- Stored data entries -
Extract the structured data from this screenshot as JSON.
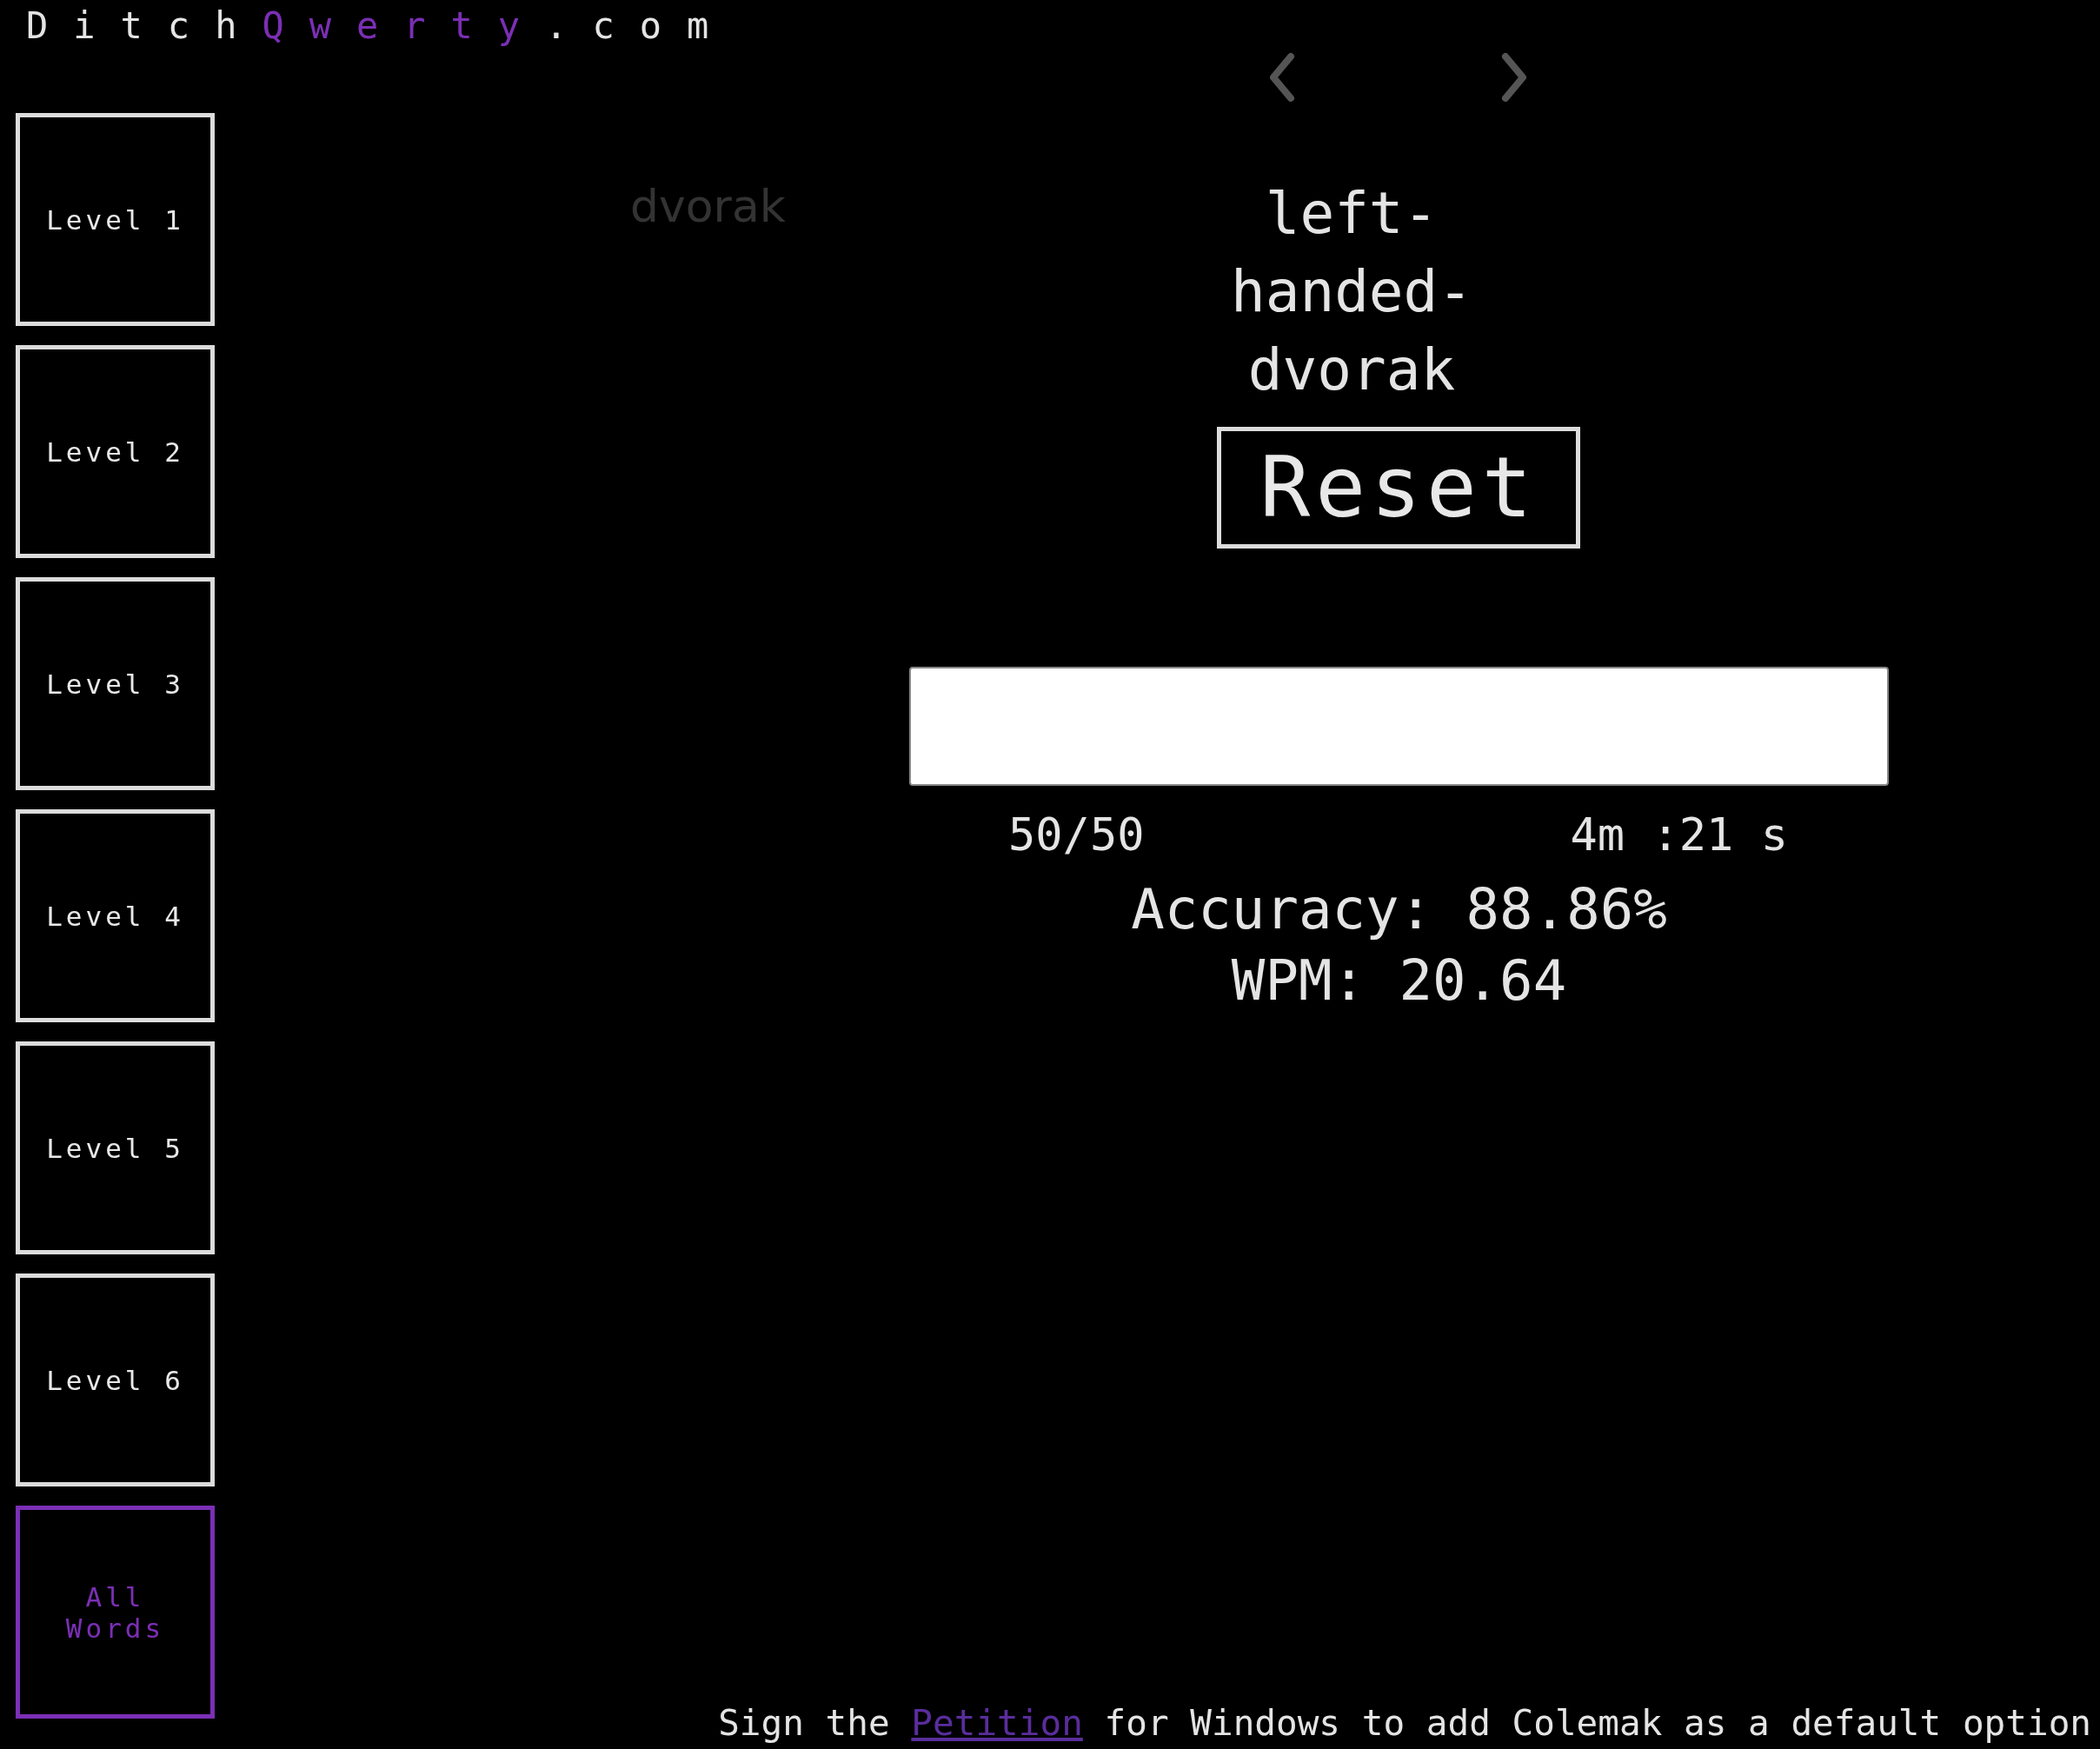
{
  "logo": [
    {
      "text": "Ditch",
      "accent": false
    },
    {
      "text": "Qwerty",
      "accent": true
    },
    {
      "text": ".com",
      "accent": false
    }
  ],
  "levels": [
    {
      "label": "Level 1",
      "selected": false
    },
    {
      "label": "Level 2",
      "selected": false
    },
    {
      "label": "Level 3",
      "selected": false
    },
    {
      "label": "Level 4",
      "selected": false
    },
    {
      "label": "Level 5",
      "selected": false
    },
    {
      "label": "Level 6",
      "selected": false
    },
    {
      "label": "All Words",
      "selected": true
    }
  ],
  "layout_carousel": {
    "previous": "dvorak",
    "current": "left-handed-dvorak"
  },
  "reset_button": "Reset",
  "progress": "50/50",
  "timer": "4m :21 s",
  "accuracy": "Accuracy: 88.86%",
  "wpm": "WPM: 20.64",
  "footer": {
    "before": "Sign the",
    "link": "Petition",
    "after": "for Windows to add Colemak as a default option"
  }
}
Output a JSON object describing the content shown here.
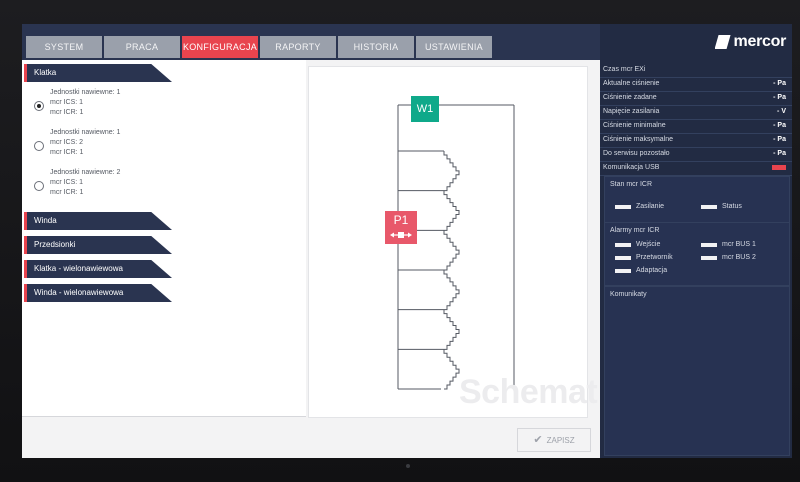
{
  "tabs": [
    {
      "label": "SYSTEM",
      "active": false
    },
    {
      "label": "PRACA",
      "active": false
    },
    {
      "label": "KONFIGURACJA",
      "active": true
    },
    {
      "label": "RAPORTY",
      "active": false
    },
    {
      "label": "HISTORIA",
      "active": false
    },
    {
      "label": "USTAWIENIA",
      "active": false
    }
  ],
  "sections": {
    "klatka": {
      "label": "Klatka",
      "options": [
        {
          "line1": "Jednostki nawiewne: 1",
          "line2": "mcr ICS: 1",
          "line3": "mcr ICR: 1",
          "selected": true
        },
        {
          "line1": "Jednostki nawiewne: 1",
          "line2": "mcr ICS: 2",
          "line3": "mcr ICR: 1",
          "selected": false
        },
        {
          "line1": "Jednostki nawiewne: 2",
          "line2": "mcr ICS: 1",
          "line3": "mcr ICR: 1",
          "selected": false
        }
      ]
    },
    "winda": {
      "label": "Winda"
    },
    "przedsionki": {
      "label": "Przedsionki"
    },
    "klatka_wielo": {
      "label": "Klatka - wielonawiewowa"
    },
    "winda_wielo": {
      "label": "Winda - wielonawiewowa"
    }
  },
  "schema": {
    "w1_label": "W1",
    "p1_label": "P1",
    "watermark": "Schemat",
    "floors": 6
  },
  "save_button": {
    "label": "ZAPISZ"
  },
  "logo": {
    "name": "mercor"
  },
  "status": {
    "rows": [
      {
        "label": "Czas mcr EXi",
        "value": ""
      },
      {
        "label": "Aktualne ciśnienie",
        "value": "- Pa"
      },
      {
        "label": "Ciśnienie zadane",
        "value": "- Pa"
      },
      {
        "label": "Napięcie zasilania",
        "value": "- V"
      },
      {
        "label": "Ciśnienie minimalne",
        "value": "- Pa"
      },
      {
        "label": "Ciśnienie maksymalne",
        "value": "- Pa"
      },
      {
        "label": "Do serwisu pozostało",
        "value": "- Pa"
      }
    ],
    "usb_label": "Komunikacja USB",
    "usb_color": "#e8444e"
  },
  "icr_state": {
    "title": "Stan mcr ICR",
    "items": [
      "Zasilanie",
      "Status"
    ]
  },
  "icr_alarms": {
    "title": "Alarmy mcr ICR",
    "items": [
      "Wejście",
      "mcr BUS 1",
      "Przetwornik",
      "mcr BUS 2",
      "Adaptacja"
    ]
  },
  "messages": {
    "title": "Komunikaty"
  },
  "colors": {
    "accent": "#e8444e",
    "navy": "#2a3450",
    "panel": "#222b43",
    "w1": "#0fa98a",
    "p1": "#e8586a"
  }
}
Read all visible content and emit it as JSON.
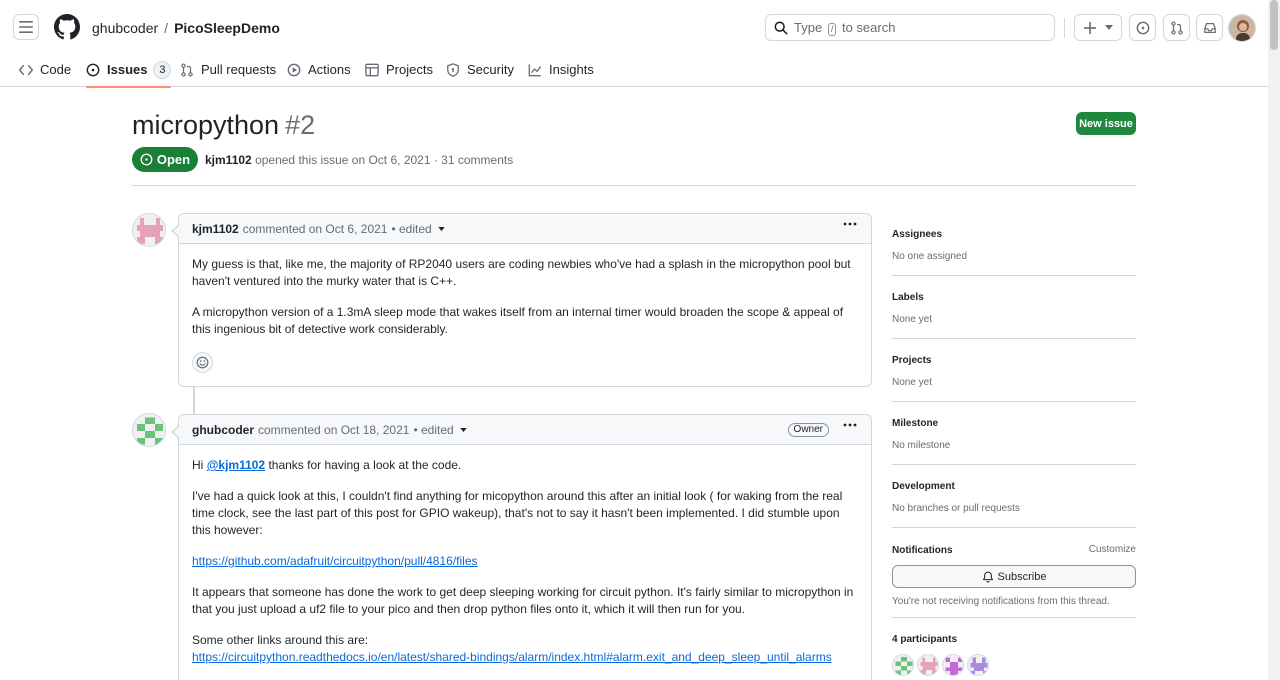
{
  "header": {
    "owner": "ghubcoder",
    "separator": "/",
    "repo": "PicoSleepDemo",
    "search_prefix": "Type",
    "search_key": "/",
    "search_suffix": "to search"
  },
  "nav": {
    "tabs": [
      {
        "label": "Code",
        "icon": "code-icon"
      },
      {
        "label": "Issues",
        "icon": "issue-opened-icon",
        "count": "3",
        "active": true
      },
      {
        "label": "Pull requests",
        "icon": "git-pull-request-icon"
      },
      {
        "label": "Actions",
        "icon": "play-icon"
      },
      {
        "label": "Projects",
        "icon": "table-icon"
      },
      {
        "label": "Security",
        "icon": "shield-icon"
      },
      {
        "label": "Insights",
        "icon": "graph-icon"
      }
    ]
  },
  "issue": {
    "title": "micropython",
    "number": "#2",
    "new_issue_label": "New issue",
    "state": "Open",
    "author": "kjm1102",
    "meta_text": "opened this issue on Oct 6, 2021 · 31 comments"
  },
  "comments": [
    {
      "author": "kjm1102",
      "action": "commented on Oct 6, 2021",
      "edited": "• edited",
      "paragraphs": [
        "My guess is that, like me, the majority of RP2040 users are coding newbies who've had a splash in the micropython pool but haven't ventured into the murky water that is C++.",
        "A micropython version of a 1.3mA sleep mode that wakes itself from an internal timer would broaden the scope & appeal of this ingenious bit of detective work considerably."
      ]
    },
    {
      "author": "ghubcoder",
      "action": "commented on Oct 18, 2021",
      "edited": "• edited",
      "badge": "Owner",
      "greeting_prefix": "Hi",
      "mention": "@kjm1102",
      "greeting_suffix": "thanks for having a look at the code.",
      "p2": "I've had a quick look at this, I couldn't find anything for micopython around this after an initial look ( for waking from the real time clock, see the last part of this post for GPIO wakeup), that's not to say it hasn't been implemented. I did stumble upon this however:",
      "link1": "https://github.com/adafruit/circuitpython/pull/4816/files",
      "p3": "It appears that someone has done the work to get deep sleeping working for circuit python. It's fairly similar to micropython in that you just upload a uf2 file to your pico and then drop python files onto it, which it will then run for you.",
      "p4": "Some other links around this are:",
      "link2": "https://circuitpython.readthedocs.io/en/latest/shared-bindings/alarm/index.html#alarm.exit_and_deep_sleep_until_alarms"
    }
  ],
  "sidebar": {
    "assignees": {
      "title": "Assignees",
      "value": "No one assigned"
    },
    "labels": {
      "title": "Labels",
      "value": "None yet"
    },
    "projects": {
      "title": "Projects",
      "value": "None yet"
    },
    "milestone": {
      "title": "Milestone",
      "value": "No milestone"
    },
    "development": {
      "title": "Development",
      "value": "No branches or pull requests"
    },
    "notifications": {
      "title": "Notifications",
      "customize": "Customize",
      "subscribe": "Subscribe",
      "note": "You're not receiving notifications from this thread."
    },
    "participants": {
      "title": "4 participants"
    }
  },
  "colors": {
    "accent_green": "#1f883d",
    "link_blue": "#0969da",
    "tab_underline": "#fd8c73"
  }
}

- TASK DIRECTIONS -
Look through the entries above and report each line where the string "after" occurs.

- SOLVED EXERCISE -
    "after": "for Windows to add Colemak as a default option"
      "p2": "I've had a quick look at this, I couldn't find anything for micopython around this after an initial look ( for waking from the real time clock, see the last part of this post for GPIO wakeup), that's not to say it hasn't been implemented. I did stumble upon this however:",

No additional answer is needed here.